Short task. All the data below goes into the copy word for word, but the pictures don't.

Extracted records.
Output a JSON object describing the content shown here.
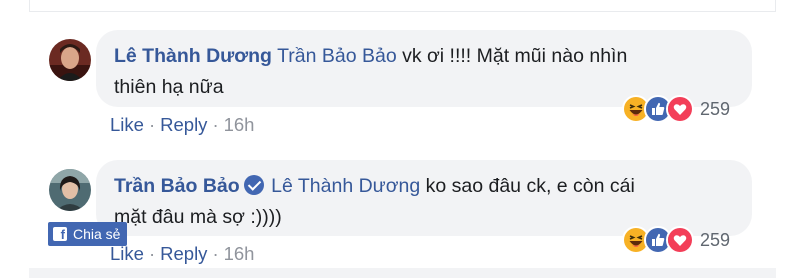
{
  "comments": [
    {
      "author": "Lê Thành Dương",
      "mention": "Trần Bảo Bảo",
      "text_line1": " vk ơi !!!! Mặt mũi nào nhìn",
      "text_line2": "thiên hạ nữa",
      "verified": false,
      "reactions": [
        "haha-icon",
        "like-icon",
        "love-icon"
      ],
      "reaction_count": "259",
      "like_label": "Like",
      "reply_label": "Reply",
      "time": "16h"
    },
    {
      "author": "Trần Bảo Bảo",
      "mention": "Lê Thành Dương",
      "text_line1": " ko sao đâu ck, e còn cái",
      "text_line2": "mặt đâu mà sợ :))))",
      "verified": true,
      "reactions": [
        "haha-icon",
        "like-icon",
        "love-icon"
      ],
      "reaction_count": "259",
      "like_label": "Like",
      "reply_label": "Reply",
      "time": "16h"
    }
  ],
  "share_button": {
    "label": "Chia sẻ",
    "icon": "facebook-icon"
  },
  "colors": {
    "link": "#365899",
    "bubble": "#f2f3f5",
    "meta": "#90949c",
    "share_bg": "#4267b2",
    "love": "#f33e58",
    "like": "#4267b2",
    "haha": "#f7b125"
  }
}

Result below.
Output a JSON object describing the content shown here.
{
  "comments": [
    {
      "author": "Lê Thành Dương",
      "mention": "Trần Bảo Bảo",
      "text_line1": " vk ơi !!!! Mặt mũi nào nhìn",
      "text_line2": "thiên hạ nữa",
      "verified": false,
      "reactions": [
        "haha-icon",
        "like-icon",
        "love-icon"
      ],
      "reaction_count": "259",
      "like_label": "Like",
      "reply_label": "Reply",
      "time": "16h"
    },
    {
      "author": "Trần Bảo Bảo",
      "mention": "Lê Thành Dương",
      "text_line1": " ko sao đâu ck, e còn cái",
      "text_line2": "mặt đâu mà sợ :))))",
      "verified": true,
      "reactions": [
        "haha-icon",
        "like-icon",
        "love-icon"
      ],
      "reaction_count": "259",
      "like_label": "Like",
      "reply_label": "Reply",
      "time": "16h"
    }
  ],
  "share_button": {
    "label": "Chia sẻ",
    "icon": "facebook-icon"
  },
  "colors": {
    "link": "#365899",
    "bubble": "#f2f3f5",
    "meta": "#90949c",
    "share_bg": "#4267b2",
    "love": "#f33e58",
    "like": "#4267b2",
    "haha": "#f7b125"
  }
}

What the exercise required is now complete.